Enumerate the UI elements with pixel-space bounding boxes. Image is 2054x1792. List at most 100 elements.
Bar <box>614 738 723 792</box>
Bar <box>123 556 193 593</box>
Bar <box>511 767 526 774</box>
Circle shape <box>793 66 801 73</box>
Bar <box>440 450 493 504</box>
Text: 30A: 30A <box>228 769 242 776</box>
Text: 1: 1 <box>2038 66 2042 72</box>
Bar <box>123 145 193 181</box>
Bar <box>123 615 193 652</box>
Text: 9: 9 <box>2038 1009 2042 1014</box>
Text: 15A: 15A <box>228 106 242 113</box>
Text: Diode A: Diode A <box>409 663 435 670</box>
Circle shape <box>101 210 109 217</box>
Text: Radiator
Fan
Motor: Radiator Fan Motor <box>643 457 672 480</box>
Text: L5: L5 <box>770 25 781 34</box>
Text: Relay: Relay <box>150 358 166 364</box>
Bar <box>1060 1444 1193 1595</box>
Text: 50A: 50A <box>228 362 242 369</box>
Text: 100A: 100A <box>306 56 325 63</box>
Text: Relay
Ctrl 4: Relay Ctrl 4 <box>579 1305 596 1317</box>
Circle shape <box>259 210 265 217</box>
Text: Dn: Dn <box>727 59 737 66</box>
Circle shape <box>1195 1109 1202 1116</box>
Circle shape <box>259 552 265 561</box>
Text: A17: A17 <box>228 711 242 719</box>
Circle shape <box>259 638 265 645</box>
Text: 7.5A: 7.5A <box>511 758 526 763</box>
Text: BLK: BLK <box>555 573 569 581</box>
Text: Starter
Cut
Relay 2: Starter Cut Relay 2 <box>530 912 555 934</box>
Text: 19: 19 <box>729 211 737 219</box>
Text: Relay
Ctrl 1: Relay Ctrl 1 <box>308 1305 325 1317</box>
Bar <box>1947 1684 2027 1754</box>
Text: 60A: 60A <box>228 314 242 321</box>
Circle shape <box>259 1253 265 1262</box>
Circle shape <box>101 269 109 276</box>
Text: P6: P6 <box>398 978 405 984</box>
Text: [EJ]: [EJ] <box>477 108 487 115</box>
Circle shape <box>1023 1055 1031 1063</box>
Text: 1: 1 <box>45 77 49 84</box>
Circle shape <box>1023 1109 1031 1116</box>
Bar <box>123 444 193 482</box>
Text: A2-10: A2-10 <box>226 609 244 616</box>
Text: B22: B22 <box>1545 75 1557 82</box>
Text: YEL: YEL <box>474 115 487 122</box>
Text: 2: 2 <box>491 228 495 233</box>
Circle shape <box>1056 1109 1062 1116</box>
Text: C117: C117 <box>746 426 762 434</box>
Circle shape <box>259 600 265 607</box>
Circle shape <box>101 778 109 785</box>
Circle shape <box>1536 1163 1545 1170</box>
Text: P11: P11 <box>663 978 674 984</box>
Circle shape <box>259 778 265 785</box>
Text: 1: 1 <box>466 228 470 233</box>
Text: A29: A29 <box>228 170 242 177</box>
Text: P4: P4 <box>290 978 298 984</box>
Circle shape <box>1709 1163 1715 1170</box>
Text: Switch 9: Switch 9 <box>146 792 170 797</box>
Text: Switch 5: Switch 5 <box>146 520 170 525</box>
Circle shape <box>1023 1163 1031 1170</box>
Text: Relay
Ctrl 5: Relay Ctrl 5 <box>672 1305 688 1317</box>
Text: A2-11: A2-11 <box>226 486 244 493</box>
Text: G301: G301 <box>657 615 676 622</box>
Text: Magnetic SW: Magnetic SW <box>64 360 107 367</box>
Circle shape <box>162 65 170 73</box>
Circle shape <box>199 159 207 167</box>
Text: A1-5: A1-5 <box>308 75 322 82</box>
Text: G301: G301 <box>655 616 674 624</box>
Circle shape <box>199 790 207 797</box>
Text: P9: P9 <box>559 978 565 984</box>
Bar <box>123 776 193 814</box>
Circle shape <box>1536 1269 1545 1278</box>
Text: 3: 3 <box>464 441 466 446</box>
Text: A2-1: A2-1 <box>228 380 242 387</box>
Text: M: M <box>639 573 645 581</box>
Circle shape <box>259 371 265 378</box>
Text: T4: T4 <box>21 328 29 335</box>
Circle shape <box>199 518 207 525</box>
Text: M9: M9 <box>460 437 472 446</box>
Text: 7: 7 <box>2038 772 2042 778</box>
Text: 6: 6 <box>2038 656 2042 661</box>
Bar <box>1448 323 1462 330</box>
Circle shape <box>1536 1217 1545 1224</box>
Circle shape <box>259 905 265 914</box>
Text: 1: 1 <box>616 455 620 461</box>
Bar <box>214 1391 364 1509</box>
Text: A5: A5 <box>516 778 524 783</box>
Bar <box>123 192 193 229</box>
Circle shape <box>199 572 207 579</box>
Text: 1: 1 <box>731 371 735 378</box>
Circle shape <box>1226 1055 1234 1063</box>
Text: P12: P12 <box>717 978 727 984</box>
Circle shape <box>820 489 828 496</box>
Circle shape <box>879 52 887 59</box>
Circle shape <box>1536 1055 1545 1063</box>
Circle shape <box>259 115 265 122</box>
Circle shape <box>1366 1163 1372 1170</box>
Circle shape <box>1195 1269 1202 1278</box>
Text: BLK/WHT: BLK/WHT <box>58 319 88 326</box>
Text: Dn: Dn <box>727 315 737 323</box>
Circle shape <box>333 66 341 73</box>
# # # #
» What is needed
Output all the items above as a Markdown table with two columns, Row and Line. Put each line's number in Row and the line in Line, and leave out blank lines.

» Solution to the problem
| Row | Line |
|---|---|
| 1 | Enumerate the UI elements with pixel-space bounding boxes. Image is 2054x1792. List at most 100 elements. |
| 2 | Bar <box>614 738 723 792</box> |
| 3 | Bar <box>123 556 193 593</box> |
| 4 | Bar <box>511 767 526 774</box> |
| 5 | Circle shape <box>793 66 801 73</box> |
| 6 | Bar <box>440 450 493 504</box> |
| 7 | Text: 30A: 30A <box>228 769 242 776</box> |
| 8 | Text: 1: 1 <box>2038 66 2042 72</box> |
| 9 | Bar <box>123 145 193 181</box> |
| 10 | Bar <box>123 615 193 652</box> |
| 11 | Text: 9: 9 <box>2038 1009 2042 1014</box> |
| 12 | Text: 15A: 15A <box>228 106 242 113</box> |
| 13 | Text: Diode A: Diode A <box>409 663 435 670</box> |
| 14 | Circle shape <box>101 210 109 217</box> |
| 15 | Text: Radiator |
| 16 | Fan |
| 17 | Motor: Radiator Fan Motor <box>643 457 672 480</box> |
| 18 | Text: L5: L5 <box>770 25 781 34</box> |
| 19 | Text: Relay: Relay <box>150 358 166 364</box> |
| 20 | Bar <box>1060 1444 1193 1595</box> |
| 21 | Text: 50A: 50A <box>228 362 242 369</box> |
| 22 | Text: 100A: 100A <box>306 56 325 63</box> |
| 23 | Text: Relay |
| 24 | Ctrl 4: Relay Ctrl 4 <box>579 1305 596 1317</box> |
| 25 | Circle shape <box>259 210 265 217</box> |
| 26 | Text: Dn: Dn <box>727 59 737 66</box> |
| 27 | Circle shape <box>1195 1109 1202 1116</box> |
| 28 | Circle shape <box>259 552 265 561</box> |
| 29 | Text: A17: A17 <box>228 711 242 719</box> |
| 30 | Circle shape <box>259 638 265 645</box> |
| 31 | Text: 7.5A: 7.5A <box>511 758 526 763</box> |
| 32 | Text: BLK: BLK <box>555 573 569 581</box> |
| 33 | Text: Starter |
| 34 | Cut |
| 35 | Relay 2: Starter Cut Relay 2 <box>530 912 555 934</box> |
| 36 | Text: 19: 19 <box>729 211 737 219</box> |
| 37 | Text: Relay |
| 38 | Ctrl 1: Relay Ctrl 1 <box>308 1305 325 1317</box> |
| 39 | Bar <box>1947 1684 2027 1754</box> |
| 40 | Text: 60A: 60A <box>228 314 242 321</box> |
| 41 | Circle shape <box>259 1253 265 1262</box> |
| 42 | Circle shape <box>101 269 109 276</box> |
| 43 | Text: P6: P6 <box>398 978 405 984</box> |
| 44 | Text: [EJ]: [EJ] <box>477 108 487 115</box> |
| 45 | Circle shape <box>1023 1055 1031 1063</box> |
| 46 | Text: 1: 1 <box>45 77 49 84</box> |
| 47 | Circle shape <box>1023 1109 1031 1116</box> |
| 48 | Bar <box>123 444 193 482</box> |
| 49 | Text: A2-10: A2-10 <box>226 609 244 616</box> |
| 50 | Text: B22: B22 <box>1545 75 1557 82</box> |
| 51 | Text: YEL: YEL <box>474 115 487 122</box> |
| 52 | Text: 2: 2 <box>491 228 495 233</box> |
| 53 | Circle shape <box>1056 1109 1062 1116</box> |
| 54 | Text: C117: C117 <box>746 426 762 434</box> |
| 55 | Circle shape <box>259 600 265 607</box> |
| 56 | Circle shape <box>101 778 109 785</box> |
| 57 | Circle shape <box>1536 1163 1545 1170</box> |
| 58 | Text: P11: P11 <box>663 978 674 984</box> |
| 59 | Circle shape <box>259 778 265 785</box> |
| 60 | Text: 1: 1 <box>466 228 470 233</box> |
| 61 | Text: A29: A29 <box>228 170 242 177</box> |
| 62 | Text: P4: P4 <box>290 978 298 984</box> |
| 63 | Circle shape <box>1709 1163 1715 1170</box> |
| 64 | Text: Switch 9: Switch 9 <box>146 792 170 797</box> |
| 65 | Text: Switch 5: Switch 5 <box>146 520 170 525</box> |
| 66 | Circle shape <box>1023 1163 1031 1170</box> |
| 67 | Text: Relay |
| 68 | Ctrl 5: Relay Ctrl 5 <box>672 1305 688 1317</box> |
| 69 | Text: A2-11: A2-11 <box>226 486 244 493</box> |
| 70 | Text: G301: G301 <box>657 615 676 622</box> |
| 71 | Text: Magnetic SW: Magnetic SW <box>64 360 107 367</box> |
| 72 | Circle shape <box>162 65 170 73</box> |
| 73 | Circle shape <box>199 159 207 167</box> |
| 74 | Text: A1-5: A1-5 <box>308 75 322 82</box> |
| 75 | Text: G301: G301 <box>655 616 674 624</box> |
| 76 | Circle shape <box>199 790 207 797</box> |
| 77 | Text: P9: P9 <box>559 978 565 984</box> |
| 78 | Bar <box>123 776 193 814</box> |
| 79 | Circle shape <box>1536 1269 1545 1278</box> |
| 80 | Text: 3: 3 <box>464 441 466 446</box> |
| 81 | Text: A2-1: A2-1 <box>228 380 242 387</box> |
| 82 | Text: M: M <box>639 573 645 581</box> |
| 83 | Circle shape <box>259 371 265 378</box> |
| 84 | Text: T4: T4 <box>21 328 29 335</box> |
| 85 | Circle shape <box>199 518 207 525</box> |
| 86 | Text: M9: M9 <box>460 437 472 446</box> |
| 87 | Text: 7: 7 <box>2038 772 2042 778</box> |
| 88 | Text: 6: 6 <box>2038 656 2042 661</box> |
| 89 | Bar <box>1448 323 1462 330</box> |
| 90 | Circle shape <box>1536 1217 1545 1224</box> |
| 91 | Circle shape <box>259 905 265 914</box> |
| 92 | Text: 1: 1 <box>616 455 620 461</box> |
| 93 | Bar <box>214 1391 364 1509</box> |
| 94 | Text: A5: A5 <box>516 778 524 783</box> |
| 95 | Bar <box>123 192 193 229</box> |
| 96 | Circle shape <box>199 572 207 579</box> |
| 97 | Text: 1: 1 <box>731 371 735 378</box> |
| 98 | Circle shape <box>1226 1055 1234 1063</box> |
| 99 | Text: P12: P12 <box>717 978 727 984</box> |
| 100 | Circle shape <box>820 489 828 496</box> |
| 101 | Circle shape <box>879 52 887 59</box> |
| 102 | Circle shape <box>1536 1055 1545 1063</box> |
| 103 | Circle shape <box>259 115 265 122</box> |
| 104 | Circle shape <box>1366 1163 1372 1170</box> |
| 105 | Circle shape <box>1195 1269 1202 1278</box> |
| 106 | Text: BLK/WHT: BLK/WHT <box>58 319 88 326</box> |
| 107 | Text: Dn: Dn <box>727 315 737 323</box> |
| 108 | Circle shape <box>333 66 341 73</box> |